[Task to complete]
Where a line of the listing below includes the word "this", reproduce that line.
------------
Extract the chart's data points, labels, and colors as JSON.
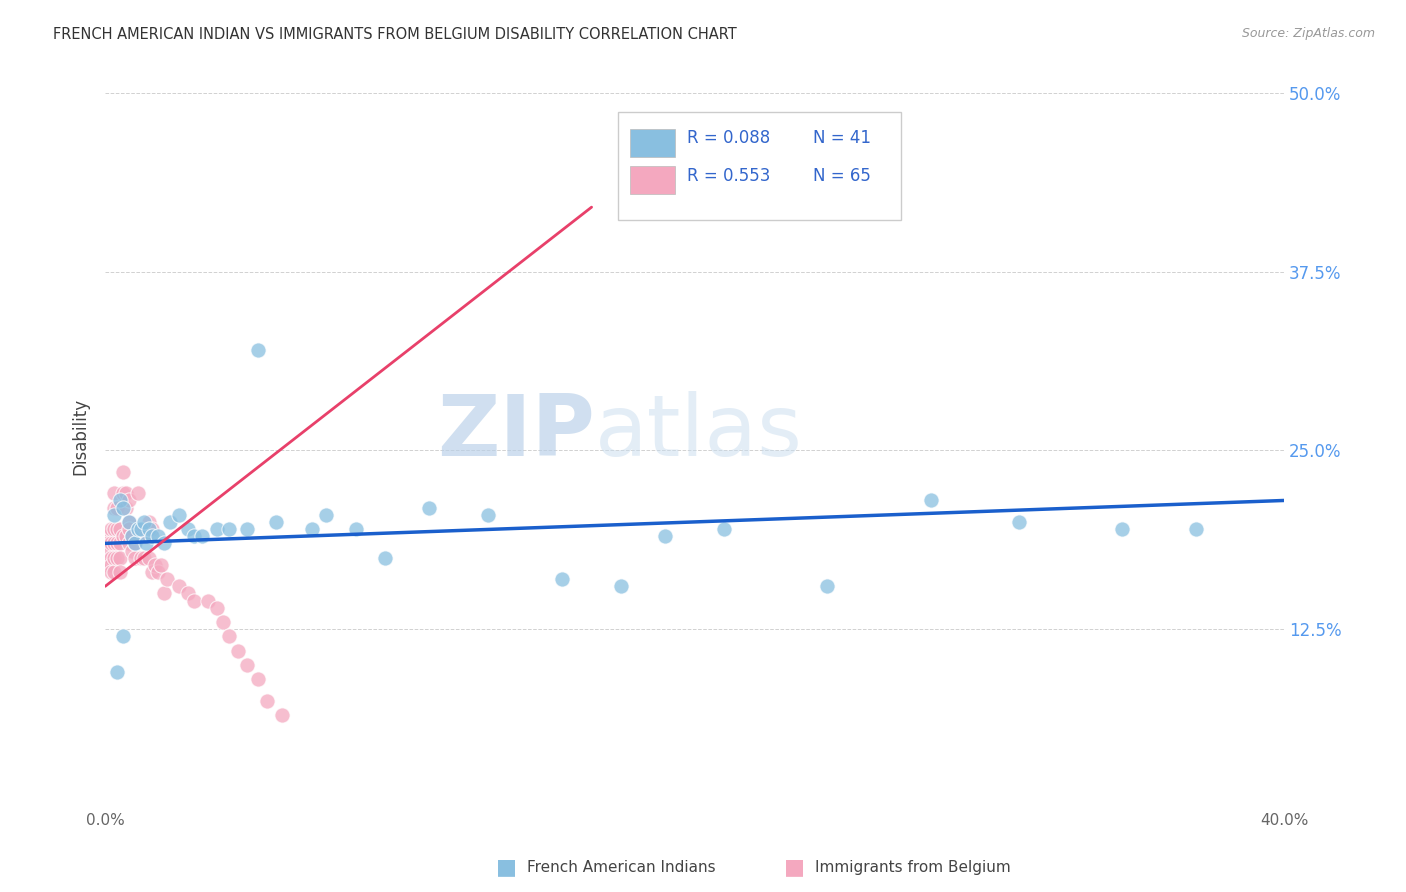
{
  "title": "FRENCH AMERICAN INDIAN VS IMMIGRANTS FROM BELGIUM DISABILITY CORRELATION CHART",
  "source": "Source: ZipAtlas.com",
  "ylabel": "Disability",
  "ytick_labels": [
    "12.5%",
    "25.0%",
    "37.5%",
    "50.0%"
  ],
  "ytick_values": [
    0.125,
    0.25,
    0.375,
    0.5
  ],
  "xlim": [
    0.0,
    0.4
  ],
  "ylim": [
    0.0,
    0.52
  ],
  "legend_blue_r": "R = 0.088",
  "legend_blue_n": "N = 41",
  "legend_pink_r": "R = 0.553",
  "legend_pink_n": "N = 65",
  "legend_label_blue": "French American Indians",
  "legend_label_pink": "Immigrants from Belgium",
  "blue_color": "#89bfe0",
  "pink_color": "#f4a8bf",
  "trendline_blue_color": "#1a5fcc",
  "trendline_pink_color": "#e8406a",
  "watermark_zip": "ZIP",
  "watermark_atlas": "atlas",
  "blue_scatter_x": [
    0.003,
    0.005,
    0.006,
    0.008,
    0.009,
    0.01,
    0.011,
    0.012,
    0.013,
    0.014,
    0.015,
    0.016,
    0.018,
    0.02,
    0.022,
    0.025,
    0.028,
    0.03,
    0.033,
    0.038,
    0.042,
    0.048,
    0.052,
    0.058,
    0.07,
    0.075,
    0.085,
    0.095,
    0.11,
    0.13,
    0.155,
    0.175,
    0.19,
    0.21,
    0.245,
    0.28,
    0.31,
    0.345,
    0.37,
    0.006,
    0.004
  ],
  "blue_scatter_y": [
    0.205,
    0.215,
    0.21,
    0.2,
    0.19,
    0.185,
    0.195,
    0.195,
    0.2,
    0.185,
    0.195,
    0.19,
    0.19,
    0.185,
    0.2,
    0.205,
    0.195,
    0.19,
    0.19,
    0.195,
    0.195,
    0.195,
    0.32,
    0.2,
    0.195,
    0.205,
    0.195,
    0.175,
    0.21,
    0.205,
    0.16,
    0.155,
    0.19,
    0.195,
    0.155,
    0.215,
    0.2,
    0.195,
    0.195,
    0.12,
    0.095
  ],
  "pink_scatter_x": [
    0.001,
    0.001,
    0.001,
    0.001,
    0.002,
    0.002,
    0.002,
    0.002,
    0.002,
    0.003,
    0.003,
    0.003,
    0.003,
    0.003,
    0.003,
    0.004,
    0.004,
    0.004,
    0.004,
    0.005,
    0.005,
    0.005,
    0.005,
    0.006,
    0.006,
    0.006,
    0.007,
    0.007,
    0.007,
    0.008,
    0.008,
    0.008,
    0.008,
    0.009,
    0.009,
    0.01,
    0.01,
    0.011,
    0.011,
    0.012,
    0.012,
    0.013,
    0.013,
    0.014,
    0.015,
    0.015,
    0.016,
    0.016,
    0.017,
    0.018,
    0.019,
    0.02,
    0.021,
    0.025,
    0.028,
    0.03,
    0.035,
    0.038,
    0.04,
    0.042,
    0.045,
    0.048,
    0.052,
    0.055,
    0.06
  ],
  "pink_scatter_y": [
    0.19,
    0.185,
    0.18,
    0.17,
    0.195,
    0.185,
    0.175,
    0.17,
    0.165,
    0.22,
    0.21,
    0.195,
    0.185,
    0.175,
    0.165,
    0.21,
    0.195,
    0.185,
    0.175,
    0.195,
    0.185,
    0.175,
    0.165,
    0.235,
    0.22,
    0.19,
    0.22,
    0.21,
    0.19,
    0.215,
    0.2,
    0.195,
    0.185,
    0.19,
    0.18,
    0.185,
    0.175,
    0.22,
    0.195,
    0.195,
    0.175,
    0.195,
    0.175,
    0.19,
    0.2,
    0.175,
    0.195,
    0.165,
    0.17,
    0.165,
    0.17,
    0.15,
    0.16,
    0.155,
    0.15,
    0.145,
    0.145,
    0.14,
    0.13,
    0.12,
    0.11,
    0.1,
    0.09,
    0.075,
    0.065
  ],
  "pink_trendline_x0": 0.0,
  "pink_trendline_y0": 0.155,
  "pink_trendline_x1": 0.165,
  "pink_trendline_y1": 0.42,
  "blue_trendline_x0": 0.0,
  "blue_trendline_y0": 0.185,
  "blue_trendline_x1": 0.4,
  "blue_trendline_y1": 0.215
}
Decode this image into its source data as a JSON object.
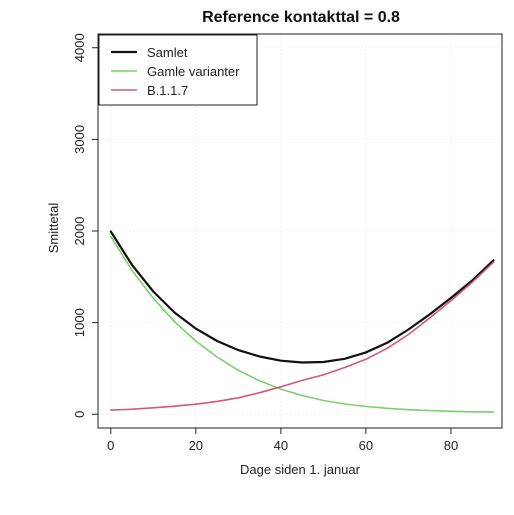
{
  "chart_data": {
    "type": "line",
    "title": "Reference kontakttal = 0.8",
    "xlabel": "Dage siden 1. januar",
    "ylabel": "Smittetal",
    "xlim": [
      -3,
      92
    ],
    "ylim": [
      -150,
      4150
    ],
    "x_ticks": [
      0,
      20,
      40,
      60,
      80
    ],
    "y_ticks": [
      0,
      1000,
      2000,
      3000,
      4000
    ],
    "grid": true,
    "legend_position": "top-left",
    "x": [
      0,
      5,
      10,
      15,
      20,
      25,
      30,
      35,
      40,
      45,
      50,
      55,
      60,
      65,
      70,
      75,
      80,
      85,
      90
    ],
    "series": [
      {
        "name": "Samlet",
        "color": "#111111",
        "values": [
          1995,
          1630,
          1340,
          1110,
          935,
          800,
          700,
          630,
          585,
          565,
          570,
          605,
          675,
          780,
          925,
          1090,
          1270,
          1460,
          1680
        ]
      },
      {
        "name": "Gamle varianter",
        "color": "#7ccf6a",
        "values": [
          1940,
          1570,
          1265,
          1010,
          800,
          625,
          480,
          365,
          275,
          205,
          150,
          112,
          85,
          65,
          50,
          40,
          32,
          27,
          23
        ]
      },
      {
        "name": "B.1.1.7",
        "color": "#d05a78",
        "values": [
          45,
          55,
          70,
          88,
          110,
          140,
          180,
          235,
          300,
          370,
          430,
          510,
          600,
          720,
          870,
          1050,
          1240,
          1440,
          1660
        ]
      }
    ]
  }
}
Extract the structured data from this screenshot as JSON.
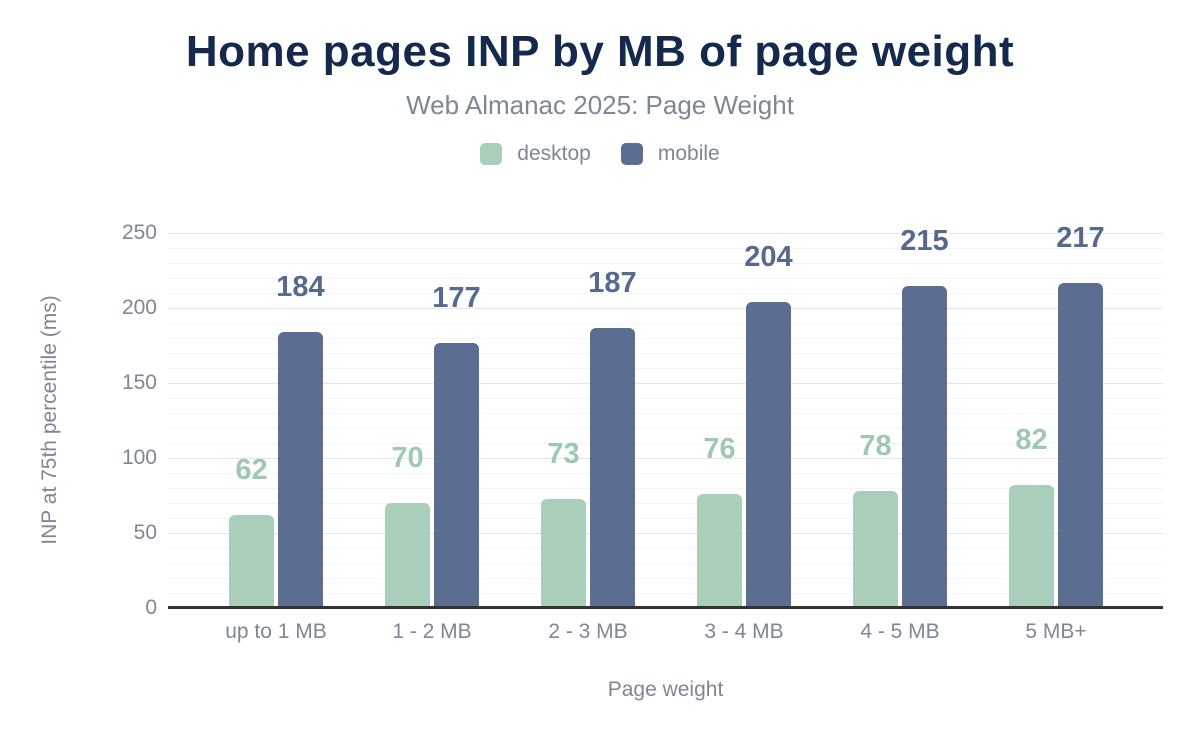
{
  "colors": {
    "title": "#14294b",
    "text_gray": "#7e8795",
    "axis_line": "#333333",
    "grid_major": "#e3e5e9",
    "grid_minor": "#f3f4f6",
    "desktop": "#a9ceba",
    "mobile": "#5b6d90"
  },
  "chart_data": {
    "type": "bar",
    "title": "Home pages INP by MB of page weight",
    "subtitle": "Web Almanac 2025: Page Weight",
    "categories": [
      "up to 1 MB",
      "1 - 2 MB",
      "2 - 3 MB",
      "3 - 4 MB",
      "4 - 5 MB",
      "5 MB+"
    ],
    "series": [
      {
        "name": "desktop",
        "color": "#a9ceba",
        "label_color": "#9fc8b1",
        "values": [
          62,
          70,
          73,
          76,
          78,
          82
        ]
      },
      {
        "name": "mobile",
        "color": "#5b6d90",
        "label_color": "#57698d",
        "values": [
          184,
          177,
          187,
          204,
          215,
          217
        ]
      }
    ],
    "xlabel": "Page weight",
    "ylabel": "INP at 75th percentile (ms)",
    "ylim": [
      0,
      250
    ],
    "yticks": [
      0,
      50,
      100,
      150,
      200,
      250
    ],
    "ytick_step": 50,
    "minor_grid_step": 10,
    "grid": true,
    "legend_position": "top",
    "data_labels": true
  }
}
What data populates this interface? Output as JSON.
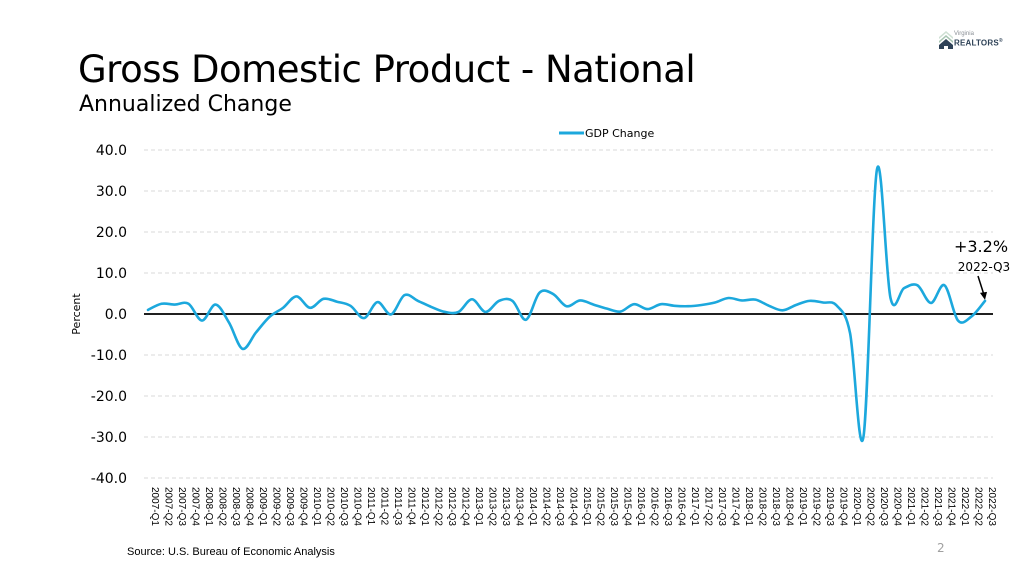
{
  "slide": {
    "title": "Gross Domestic Product - National",
    "subtitle": "Annualized Change",
    "logo": {
      "line1": "Virginia",
      "line2": "REALTORS",
      "mark": "®"
    },
    "source": "Source: U.S. Bureau of Economic Analysis",
    "page_number": "2"
  },
  "colors": {
    "series": "#1ca8dd",
    "zero_line": "#000000",
    "grid": "#d9d9d9",
    "logo_dark": "#2e4257",
    "logo_light": "#a9c6b3"
  },
  "chart_data": {
    "type": "line",
    "title": "Gross Domestic Product - National",
    "subtitle": "Annualized Change",
    "xlabel": "",
    "ylabel": "Percent",
    "ylim": [
      -40,
      40
    ],
    "yticks": [
      40,
      30,
      20,
      10,
      0,
      -10,
      -20,
      -30,
      -40
    ],
    "ytick_labels": [
      "40.0",
      "30.0",
      "20.0",
      "10.0",
      "0.0",
      "-10.0",
      "-20.0",
      "-30.0",
      "-40.0"
    ],
    "grid": true,
    "legend": {
      "position": "top-center",
      "entries": [
        "GDP Change"
      ]
    },
    "categories": [
      "2007-Q1",
      "2007-Q2",
      "2007-Q3",
      "2007-Q4",
      "2008-Q1",
      "2008-Q2",
      "2008-Q3",
      "2008-Q4",
      "2009-Q1",
      "2009-Q2",
      "2009-Q3",
      "2009-Q4",
      "2010-Q1",
      "2010-Q2",
      "2010-Q3",
      "2010-Q4",
      "2011-Q1",
      "2011-Q2",
      "2011-Q3",
      "2011-Q4",
      "2012-Q1",
      "2012-Q2",
      "2012-Q3",
      "2012-Q4",
      "2013-Q1",
      "2013-Q2",
      "2013-Q3",
      "2013-Q4",
      "2014-Q1",
      "2014-Q2",
      "2014-Q3",
      "2014-Q4",
      "2015-Q1",
      "2015-Q2",
      "2015-Q3",
      "2015-Q4",
      "2016-Q1",
      "2016-Q2",
      "2016-Q3",
      "2016-Q4",
      "2017-Q1",
      "2017-Q2",
      "2017-Q3",
      "2017-Q4",
      "2018-Q1",
      "2018-Q2",
      "2018-Q3",
      "2018-Q4",
      "2019-Q1",
      "2019-Q2",
      "2019-Q3",
      "2019-Q4",
      "2020-Q1",
      "2020-Q2",
      "2020-Q3",
      "2020-Q4",
      "2021-Q1",
      "2021-Q2",
      "2021-Q3",
      "2021-Q4",
      "2022-Q1",
      "2022-Q2",
      "2022-Q3"
    ],
    "series": [
      {
        "name": "GDP Change",
        "values": [
          1.0,
          2.5,
          2.3,
          2.5,
          -1.6,
          2.3,
          -2.1,
          -8.5,
          -4.5,
          -0.7,
          1.5,
          4.3,
          1.5,
          3.7,
          3.0,
          2.0,
          -1.0,
          2.9,
          -0.1,
          4.6,
          3.2,
          1.7,
          0.5,
          0.5,
          3.6,
          0.5,
          3.2,
          3.2,
          -1.4,
          5.2,
          4.9,
          1.9,
          3.3,
          2.3,
          1.3,
          0.6,
          2.4,
          1.2,
          2.4,
          2.0,
          1.9,
          2.2,
          2.8,
          3.9,
          3.3,
          3.5,
          2.0,
          0.9,
          2.2,
          3.2,
          2.8,
          2.1,
          -4.6,
          -29.9,
          35.3,
          3.9,
          6.3,
          7.0,
          2.7,
          7.0,
          -1.6,
          -0.6,
          3.2
        ]
      }
    ],
    "annotations": [
      {
        "text": "+3.2%",
        "subtext": "2022-Q3",
        "target": "2022-Q3",
        "value": 3.2,
        "arrow": true
      }
    ]
  }
}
------------
[Task solution]
Decode this image into its source data as a JSON object.
Extract the structured data from this screenshot as JSON.
What data populates this interface? Output as JSON.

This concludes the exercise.